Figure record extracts
⁂

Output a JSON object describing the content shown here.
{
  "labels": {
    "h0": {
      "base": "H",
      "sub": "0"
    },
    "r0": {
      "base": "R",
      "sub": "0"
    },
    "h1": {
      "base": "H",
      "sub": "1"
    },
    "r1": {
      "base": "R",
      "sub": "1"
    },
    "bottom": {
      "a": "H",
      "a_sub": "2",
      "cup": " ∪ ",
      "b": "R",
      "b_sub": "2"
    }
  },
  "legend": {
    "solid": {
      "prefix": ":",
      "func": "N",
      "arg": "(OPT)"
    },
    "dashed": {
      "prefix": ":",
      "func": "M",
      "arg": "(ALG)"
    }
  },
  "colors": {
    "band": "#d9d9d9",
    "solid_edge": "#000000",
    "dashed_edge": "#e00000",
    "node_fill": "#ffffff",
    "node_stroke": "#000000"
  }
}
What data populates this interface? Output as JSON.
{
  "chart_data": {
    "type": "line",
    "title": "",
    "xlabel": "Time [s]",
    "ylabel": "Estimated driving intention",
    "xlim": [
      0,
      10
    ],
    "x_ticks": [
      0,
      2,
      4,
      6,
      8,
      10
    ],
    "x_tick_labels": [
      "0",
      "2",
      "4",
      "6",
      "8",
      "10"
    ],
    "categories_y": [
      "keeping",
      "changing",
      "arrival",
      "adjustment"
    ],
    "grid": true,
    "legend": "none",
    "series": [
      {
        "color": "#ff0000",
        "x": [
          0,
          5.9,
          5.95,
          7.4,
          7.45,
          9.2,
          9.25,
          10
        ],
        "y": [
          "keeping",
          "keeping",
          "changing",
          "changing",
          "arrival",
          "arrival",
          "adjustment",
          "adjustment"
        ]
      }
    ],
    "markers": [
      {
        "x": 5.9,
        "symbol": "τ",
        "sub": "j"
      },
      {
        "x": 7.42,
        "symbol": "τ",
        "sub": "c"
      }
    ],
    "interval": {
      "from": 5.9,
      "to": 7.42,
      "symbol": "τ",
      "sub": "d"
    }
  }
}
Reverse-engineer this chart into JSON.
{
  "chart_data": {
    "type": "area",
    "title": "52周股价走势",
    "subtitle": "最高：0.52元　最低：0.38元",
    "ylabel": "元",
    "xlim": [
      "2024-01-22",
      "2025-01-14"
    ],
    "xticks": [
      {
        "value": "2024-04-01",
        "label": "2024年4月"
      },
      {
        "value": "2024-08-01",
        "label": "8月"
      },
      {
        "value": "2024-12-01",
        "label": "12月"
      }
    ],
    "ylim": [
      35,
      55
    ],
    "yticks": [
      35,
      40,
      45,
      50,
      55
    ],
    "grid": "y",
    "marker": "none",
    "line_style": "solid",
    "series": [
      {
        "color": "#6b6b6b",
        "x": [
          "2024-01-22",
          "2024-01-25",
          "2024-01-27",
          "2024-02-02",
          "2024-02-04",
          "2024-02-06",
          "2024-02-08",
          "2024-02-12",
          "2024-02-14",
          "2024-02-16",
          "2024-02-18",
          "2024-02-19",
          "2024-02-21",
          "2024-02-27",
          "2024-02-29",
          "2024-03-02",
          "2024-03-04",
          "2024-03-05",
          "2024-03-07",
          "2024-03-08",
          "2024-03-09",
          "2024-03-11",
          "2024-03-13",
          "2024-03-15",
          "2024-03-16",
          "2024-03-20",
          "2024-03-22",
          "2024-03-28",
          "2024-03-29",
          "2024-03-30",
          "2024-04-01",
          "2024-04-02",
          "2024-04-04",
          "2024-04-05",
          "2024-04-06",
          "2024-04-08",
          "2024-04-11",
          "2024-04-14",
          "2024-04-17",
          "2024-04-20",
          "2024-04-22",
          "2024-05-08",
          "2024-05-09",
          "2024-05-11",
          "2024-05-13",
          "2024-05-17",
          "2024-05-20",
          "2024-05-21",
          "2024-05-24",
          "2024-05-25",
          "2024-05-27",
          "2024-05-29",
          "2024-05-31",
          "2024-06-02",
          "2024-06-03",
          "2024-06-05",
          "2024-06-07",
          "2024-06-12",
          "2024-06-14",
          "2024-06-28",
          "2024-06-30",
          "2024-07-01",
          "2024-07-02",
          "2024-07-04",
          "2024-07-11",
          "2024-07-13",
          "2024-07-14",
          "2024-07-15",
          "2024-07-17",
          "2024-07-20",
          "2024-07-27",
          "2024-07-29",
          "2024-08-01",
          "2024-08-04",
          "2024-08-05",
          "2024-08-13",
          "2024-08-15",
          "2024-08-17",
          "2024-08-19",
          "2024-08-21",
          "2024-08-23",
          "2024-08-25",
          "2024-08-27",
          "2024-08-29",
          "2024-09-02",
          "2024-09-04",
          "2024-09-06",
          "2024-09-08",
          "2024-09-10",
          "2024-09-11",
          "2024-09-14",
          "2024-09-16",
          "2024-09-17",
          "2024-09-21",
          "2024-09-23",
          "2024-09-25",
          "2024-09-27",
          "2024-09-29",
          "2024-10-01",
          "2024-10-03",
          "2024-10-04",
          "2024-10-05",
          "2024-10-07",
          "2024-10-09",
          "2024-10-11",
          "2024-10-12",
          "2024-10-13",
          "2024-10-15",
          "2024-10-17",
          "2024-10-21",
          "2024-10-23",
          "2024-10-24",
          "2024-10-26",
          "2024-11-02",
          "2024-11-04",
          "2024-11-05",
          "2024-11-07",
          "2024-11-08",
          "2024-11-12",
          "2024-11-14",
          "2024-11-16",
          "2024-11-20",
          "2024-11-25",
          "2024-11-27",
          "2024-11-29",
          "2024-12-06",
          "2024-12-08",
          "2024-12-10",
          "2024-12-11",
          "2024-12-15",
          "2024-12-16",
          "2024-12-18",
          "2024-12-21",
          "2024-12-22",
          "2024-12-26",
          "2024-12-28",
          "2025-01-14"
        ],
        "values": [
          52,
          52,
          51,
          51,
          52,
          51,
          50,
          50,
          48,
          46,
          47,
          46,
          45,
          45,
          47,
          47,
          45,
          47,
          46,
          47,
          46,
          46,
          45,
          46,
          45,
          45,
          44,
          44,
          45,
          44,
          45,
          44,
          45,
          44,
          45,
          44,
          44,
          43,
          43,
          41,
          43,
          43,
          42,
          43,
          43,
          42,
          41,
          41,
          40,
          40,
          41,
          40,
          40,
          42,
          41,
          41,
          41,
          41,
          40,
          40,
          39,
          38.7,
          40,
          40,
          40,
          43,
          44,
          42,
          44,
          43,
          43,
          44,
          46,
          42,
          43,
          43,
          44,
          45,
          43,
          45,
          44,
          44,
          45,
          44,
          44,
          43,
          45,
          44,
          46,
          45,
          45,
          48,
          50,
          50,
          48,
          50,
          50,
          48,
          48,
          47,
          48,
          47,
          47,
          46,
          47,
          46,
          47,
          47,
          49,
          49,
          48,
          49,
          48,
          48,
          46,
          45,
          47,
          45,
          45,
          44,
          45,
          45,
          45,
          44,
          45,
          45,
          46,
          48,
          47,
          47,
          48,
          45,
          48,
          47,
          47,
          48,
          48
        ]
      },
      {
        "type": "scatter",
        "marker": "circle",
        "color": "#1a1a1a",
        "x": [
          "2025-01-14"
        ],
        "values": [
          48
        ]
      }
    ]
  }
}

⁂

TASK INSTRUCTIONS → Every entry should be printed again exactly as written.

EXERCISE RESULT →
Output a JSON object describing the content shown here.
{
  "labels": {
    "h0": {
      "base": "H",
      "sub": "0"
    },
    "r0": {
      "base": "R",
      "sub": "0"
    },
    "h1": {
      "base": "H",
      "sub": "1"
    },
    "r1": {
      "base": "R",
      "sub": "1"
    },
    "bottom": {
      "a": "H",
      "a_sub": "2",
      "cup": " ∪ ",
      "b": "R",
      "b_sub": "2"
    }
  },
  "legend": {
    "solid": {
      "prefix": ":",
      "func": "N",
      "arg": "(OPT)"
    },
    "dashed": {
      "prefix": ":",
      "func": "M",
      "arg": "(ALG)"
    }
  },
  "colors": {
    "band": "#d9d9d9",
    "solid_edge": "#000000",
    "dashed_edge": "#e00000",
    "node_fill": "#ffffff",
    "node_stroke": "#000000"
  }
}
What data populates this interface? Output as JSON.
{
  "chart_data": {
    "type": "line",
    "title": "",
    "xlabel": "Time [s]",
    "ylabel": "Estimated driving intention",
    "xlim": [
      0,
      10
    ],
    "x_ticks": [
      0,
      2,
      4,
      6,
      8,
      10
    ],
    "x_tick_labels": [
      "0",
      "2",
      "4",
      "6",
      "8",
      "10"
    ],
    "categories_y": [
      "keeping",
      "changing",
      "arrival",
      "adjustment"
    ],
    "grid": true,
    "legend": "none",
    "series": [
      {
        "color": "#ff0000",
        "x": [
          0,
          5.9,
          5.95,
          7.4,
          7.45,
          9.2,
          9.25,
          10
        ],
        "y": [
          "keeping",
          "keeping",
          "changing",
          "changing",
          "arrival",
          "arrival",
          "adjustment",
          "adjustment"
        ]
      }
    ],
    "markers": [
      {
        "x": 5.9,
        "symbol": "τ",
        "sub": "j"
      },
      {
        "x": 7.42,
        "symbol": "τ",
        "sub": "c"
      }
    ],
    "interval": {
      "from": 5.9,
      "to": 7.42,
      "symbol": "τ",
      "sub": "d"
    }
  }
}
Reverse-engineer this chart into JSON.
{
  "chart_data": {
    "type": "area",
    "title": "52周股价走势",
    "subtitle": "最高：0.52元　最低：0.38元",
    "ylabel": "元",
    "xlim": [
      "2024-01-22",
      "2025-01-14"
    ],
    "xticks": [
      {
        "value": "2024-04-01",
        "label": "2024年4月"
      },
      {
        "value": "2024-08-01",
        "label": "8月"
      },
      {
        "value": "2024-12-01",
        "label": "12月"
      }
    ],
    "ylim": [
      35,
      55
    ],
    "yticks": [
      35,
      40,
      45,
      50,
      55
    ],
    "grid": "y",
    "marker": "none",
    "line_style": "solid",
    "series": [
      {
        "color": "#6b6b6b",
        "x": [
          "2024-01-22",
          "2024-01-25",
          "2024-01-27",
          "2024-02-02",
          "2024-02-04",
          "2024-02-06",
          "2024-02-08",
          "2024-02-12",
          "2024-02-14",
          "2024-02-16",
          "2024-02-18",
          "2024-02-19",
          "2024-02-21",
          "2024-02-27",
          "2024-02-29",
          "2024-03-02",
          "2024-03-04",
          "2024-03-05",
          "2024-03-07",
          "2024-03-08",
          "2024-03-09",
          "2024-03-11",
          "2024-03-13",
          "2024-03-15",
          "2024-03-16",
          "2024-03-20",
          "2024-03-22",
          "2024-03-28",
          "2024-03-29",
          "2024-03-30",
          "2024-04-01",
          "2024-04-02",
          "2024-04-04",
          "2024-04-05",
          "2024-04-06",
          "2024-04-08",
          "2024-04-11",
          "2024-04-14",
          "2024-04-17",
          "2024-04-20",
          "2024-04-22",
          "2024-05-08",
          "2024-05-09",
          "2024-05-11",
          "2024-05-13",
          "2024-05-17",
          "2024-05-20",
          "2024-05-21",
          "2024-05-24",
          "2024-05-25",
          "2024-05-27",
          "2024-05-29",
          "2024-05-31",
          "2024-06-02",
          "2024-06-03",
          "2024-06-05",
          "2024-06-07",
          "2024-06-12",
          "2024-06-14",
          "2024-06-28",
          "2024-06-30",
          "2024-07-01",
          "2024-07-02",
          "2024-07-04",
          "2024-07-11",
          "2024-07-13",
          "2024-07-14",
          "2024-07-15",
          "2024-07-17",
          "2024-07-20",
          "2024-07-27",
          "2024-07-29",
          "2024-08-01",
          "2024-08-04",
          "2024-08-05",
          "2024-08-13",
          "2024-08-15",
          "2024-08-17",
          "2024-08-19",
          "2024-08-21",
          "2024-08-23",
          "2024-08-25",
          "2024-08-27",
          "2024-08-29",
          "2024-09-02",
          "2024-09-04",
          "2024-09-06",
          "2024-09-08",
          "2024-09-10",
          "2024-09-11",
          "2024-09-14",
          "2024-09-16",
          "2024-09-17",
          "2024-09-21",
          "2024-09-23",
          "2024-09-25",
          "2024-09-27",
          "2024-09-29",
          "2024-10-01",
          "2024-10-03",
          "2024-10-04",
          "2024-10-05",
          "2024-10-07",
          "2024-10-09",
          "2024-10-11",
          "2024-10-12",
          "2024-10-13",
          "2024-10-15",
          "2024-10-17",
          "2024-10-21",
          "2024-10-23",
          "2024-10-24",
          "2024-10-26",
          "2024-11-02",
          "2024-11-04",
          "2024-11-05",
          "2024-11-07",
          "2024-11-08",
          "2024-11-12",
          "2024-11-14",
          "2024-11-16",
          "2024-11-20",
          "2024-11-25",
          "2024-11-27",
          "2024-11-29",
          "2024-12-06",
          "2024-12-08",
          "2024-12-10",
          "2024-12-11",
          "2024-12-15",
          "2024-12-16",
          "2024-12-18",
          "2024-12-21",
          "2024-12-22",
          "2024-12-26",
          "2024-12-28",
          "2025-01-14"
        ],
        "values": [
          52,
          52,
          51,
          51,
          52,
          51,
          50,
          50,
          48,
          46,
          47,
          46,
          45,
          45,
          47,
          47,
          45,
          47,
          46,
          47,
          46,
          46,
          45,
          46,
          45,
          45,
          44,
          44,
          45,
          44,
          45,
          44,
          45,
          44,
          45,
          44,
          44,
          43,
          43,
          41,
          43,
          43,
          42,
          43,
          43,
          42,
          41,
          41,
          40,
          40,
          41,
          40,
          40,
          42,
          41,
          41,
          41,
          41,
          40,
          40,
          39,
          38.7,
          40,
          40,
          40,
          43,
          44,
          42,
          44,
          43,
          43,
          44,
          46,
          42,
          43,
          43,
          44,
          45,
          43,
          45,
          44,
          44,
          45,
          44,
          44,
          43,
          45,
          44,
          46,
          45,
          45,
          48,
          50,
          50,
          48,
          50,
          50,
          48,
          48,
          47,
          48,
          47,
          47,
          46,
          47,
          46,
          47,
          47,
          49,
          49,
          48,
          49,
          48,
          48,
          46,
          45,
          47,
          45,
          45,
          44,
          45,
          45,
          45,
          44,
          45,
          45,
          46,
          48,
          47,
          47,
          48,
          45,
          48,
          47,
          47,
          48,
          48
        ]
      },
      {
        "type": "scatter",
        "marker": "circle",
        "color": "#1a1a1a",
        "x": [
          "2025-01-14"
        ],
        "values": [
          48
        ]
      }
    ]
  }
}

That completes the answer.